## Reading text
━━━━━━━━━━

PEX vs Copper Pipe: Which Is Better for Repiping?

The galvanized pipes in a 1970s home run fine for decades — until they don't. A pinhole leak behind the kitchen wall. Low pressure that gets worse every year. Rust-colored water on the first draw of the morning. When those signs stack up, a plumber usually delivers the same news: the pipes need to come out. And then comes the question every homeowner asks: PEX or copper?

Both materials carry water. Both meet code. Both get installed in residential homes every day. But they behave differently, cost differently, and hold up differently in a hot, hard-water climate — and that last part matters more here than in most of the country.

Why pipe material choice matters in hard-water markets

Water hardness is measured in milligrams of calcium carbonate per liter, or equivalently in parts per million (ppm). Municipal water in the Valley typically runs between 200 and 400 ppm — some areas push higher. At those levels, calcium and magnesium salts deposit on every surface water touches. Inside the copper pipe, the scale accumulates on the inner wall and doesn't stop.

━━━━━━━━━━

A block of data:
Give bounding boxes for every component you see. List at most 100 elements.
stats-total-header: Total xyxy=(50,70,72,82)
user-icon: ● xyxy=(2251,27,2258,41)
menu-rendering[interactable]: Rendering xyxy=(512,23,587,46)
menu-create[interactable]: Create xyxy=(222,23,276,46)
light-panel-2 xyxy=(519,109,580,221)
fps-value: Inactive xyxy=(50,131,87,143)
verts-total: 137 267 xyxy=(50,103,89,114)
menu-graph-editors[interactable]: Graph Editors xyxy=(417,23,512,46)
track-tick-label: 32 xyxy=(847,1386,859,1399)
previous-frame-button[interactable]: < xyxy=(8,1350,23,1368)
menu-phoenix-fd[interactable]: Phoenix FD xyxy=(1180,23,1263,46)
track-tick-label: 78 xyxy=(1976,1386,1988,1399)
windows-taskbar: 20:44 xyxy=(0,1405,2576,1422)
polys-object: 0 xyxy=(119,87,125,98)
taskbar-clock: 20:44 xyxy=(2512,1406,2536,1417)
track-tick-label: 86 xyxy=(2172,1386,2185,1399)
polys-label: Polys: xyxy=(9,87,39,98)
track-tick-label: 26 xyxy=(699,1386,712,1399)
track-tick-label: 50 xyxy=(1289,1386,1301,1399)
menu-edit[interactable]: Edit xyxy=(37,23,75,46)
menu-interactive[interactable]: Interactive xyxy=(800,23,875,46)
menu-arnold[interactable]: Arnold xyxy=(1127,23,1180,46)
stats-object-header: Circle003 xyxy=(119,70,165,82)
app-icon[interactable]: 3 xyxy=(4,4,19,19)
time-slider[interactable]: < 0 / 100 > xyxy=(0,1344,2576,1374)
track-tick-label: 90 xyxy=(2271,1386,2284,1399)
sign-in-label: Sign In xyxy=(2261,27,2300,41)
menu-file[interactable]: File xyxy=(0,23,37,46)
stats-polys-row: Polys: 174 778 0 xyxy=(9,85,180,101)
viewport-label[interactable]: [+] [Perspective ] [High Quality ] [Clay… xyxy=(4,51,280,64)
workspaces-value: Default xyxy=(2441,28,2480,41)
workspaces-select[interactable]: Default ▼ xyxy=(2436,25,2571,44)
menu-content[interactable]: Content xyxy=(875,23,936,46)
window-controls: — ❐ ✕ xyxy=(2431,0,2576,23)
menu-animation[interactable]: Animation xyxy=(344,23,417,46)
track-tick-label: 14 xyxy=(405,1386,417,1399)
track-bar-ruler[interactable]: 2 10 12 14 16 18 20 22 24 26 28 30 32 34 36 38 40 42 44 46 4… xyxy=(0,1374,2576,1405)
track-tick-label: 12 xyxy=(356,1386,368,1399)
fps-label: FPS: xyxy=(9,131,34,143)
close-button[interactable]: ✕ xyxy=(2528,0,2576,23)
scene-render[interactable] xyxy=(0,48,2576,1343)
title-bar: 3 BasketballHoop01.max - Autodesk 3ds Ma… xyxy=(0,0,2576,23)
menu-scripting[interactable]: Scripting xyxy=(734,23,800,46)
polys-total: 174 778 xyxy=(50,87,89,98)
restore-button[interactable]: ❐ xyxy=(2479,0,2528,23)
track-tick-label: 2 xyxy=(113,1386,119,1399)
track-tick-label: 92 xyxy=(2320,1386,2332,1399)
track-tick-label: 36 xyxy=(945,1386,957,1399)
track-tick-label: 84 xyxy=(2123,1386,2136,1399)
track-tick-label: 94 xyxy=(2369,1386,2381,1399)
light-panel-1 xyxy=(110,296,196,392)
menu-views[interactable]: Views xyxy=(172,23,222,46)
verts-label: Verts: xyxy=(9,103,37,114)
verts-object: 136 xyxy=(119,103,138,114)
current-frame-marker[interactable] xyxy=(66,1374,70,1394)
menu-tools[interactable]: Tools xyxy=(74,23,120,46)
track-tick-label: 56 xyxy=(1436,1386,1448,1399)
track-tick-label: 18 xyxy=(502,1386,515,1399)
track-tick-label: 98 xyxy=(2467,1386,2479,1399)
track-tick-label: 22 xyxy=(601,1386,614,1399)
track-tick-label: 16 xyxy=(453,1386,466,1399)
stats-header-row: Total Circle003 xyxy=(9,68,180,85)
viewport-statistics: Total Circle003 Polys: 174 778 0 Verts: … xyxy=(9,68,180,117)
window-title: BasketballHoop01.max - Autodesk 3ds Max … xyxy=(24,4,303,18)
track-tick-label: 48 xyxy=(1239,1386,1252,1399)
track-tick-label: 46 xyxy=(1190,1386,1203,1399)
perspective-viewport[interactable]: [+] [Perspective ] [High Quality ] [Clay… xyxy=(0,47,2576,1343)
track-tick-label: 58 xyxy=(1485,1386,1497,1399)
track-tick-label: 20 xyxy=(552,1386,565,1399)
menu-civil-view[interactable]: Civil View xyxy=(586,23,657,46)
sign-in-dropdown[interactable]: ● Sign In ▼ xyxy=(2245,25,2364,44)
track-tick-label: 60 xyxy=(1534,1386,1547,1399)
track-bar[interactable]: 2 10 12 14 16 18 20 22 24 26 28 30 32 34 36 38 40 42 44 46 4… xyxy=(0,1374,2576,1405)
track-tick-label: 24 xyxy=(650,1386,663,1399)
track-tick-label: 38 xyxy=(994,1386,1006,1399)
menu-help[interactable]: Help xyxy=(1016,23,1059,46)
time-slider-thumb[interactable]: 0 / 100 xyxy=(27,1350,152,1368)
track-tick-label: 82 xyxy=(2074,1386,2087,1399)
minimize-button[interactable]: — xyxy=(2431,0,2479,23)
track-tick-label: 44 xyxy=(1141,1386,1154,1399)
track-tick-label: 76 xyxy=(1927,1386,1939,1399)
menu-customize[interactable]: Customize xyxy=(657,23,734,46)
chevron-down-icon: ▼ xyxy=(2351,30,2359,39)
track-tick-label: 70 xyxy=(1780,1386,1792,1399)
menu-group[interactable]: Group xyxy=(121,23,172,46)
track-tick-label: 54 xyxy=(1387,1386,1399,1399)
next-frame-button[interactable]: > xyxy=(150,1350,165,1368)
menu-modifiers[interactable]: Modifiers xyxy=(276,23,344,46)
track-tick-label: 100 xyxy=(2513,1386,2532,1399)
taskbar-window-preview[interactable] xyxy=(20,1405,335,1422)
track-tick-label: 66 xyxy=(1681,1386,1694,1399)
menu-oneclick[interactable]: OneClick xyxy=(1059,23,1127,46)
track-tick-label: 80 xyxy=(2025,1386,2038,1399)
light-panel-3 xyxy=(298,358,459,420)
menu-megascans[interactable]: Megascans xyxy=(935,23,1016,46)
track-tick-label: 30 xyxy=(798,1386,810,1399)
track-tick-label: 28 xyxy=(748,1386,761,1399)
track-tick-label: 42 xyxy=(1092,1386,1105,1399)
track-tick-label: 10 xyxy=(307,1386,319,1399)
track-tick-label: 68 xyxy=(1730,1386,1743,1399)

━━━━━━━━━━

## Written problem
Return the passage of the article on PEX and copper pipe from "PEX vs Copper" to "PEX or copper?", word for word. The material has nothing to do with this.

## Task solution
PEX vs Copper Pipe: Which Is Better for Repiping?

The galvanized pipes in a 1970s home run fine for decades — until they don't. A pinhole leak behind the kitchen wall. Low pressure that gets worse every year. Rust-colored water on the first draw of the morning. When those signs stack up, a plumber usually delivers the same news: the pipes need to come out. And then comes the question every homeowner asks: PEX or copper?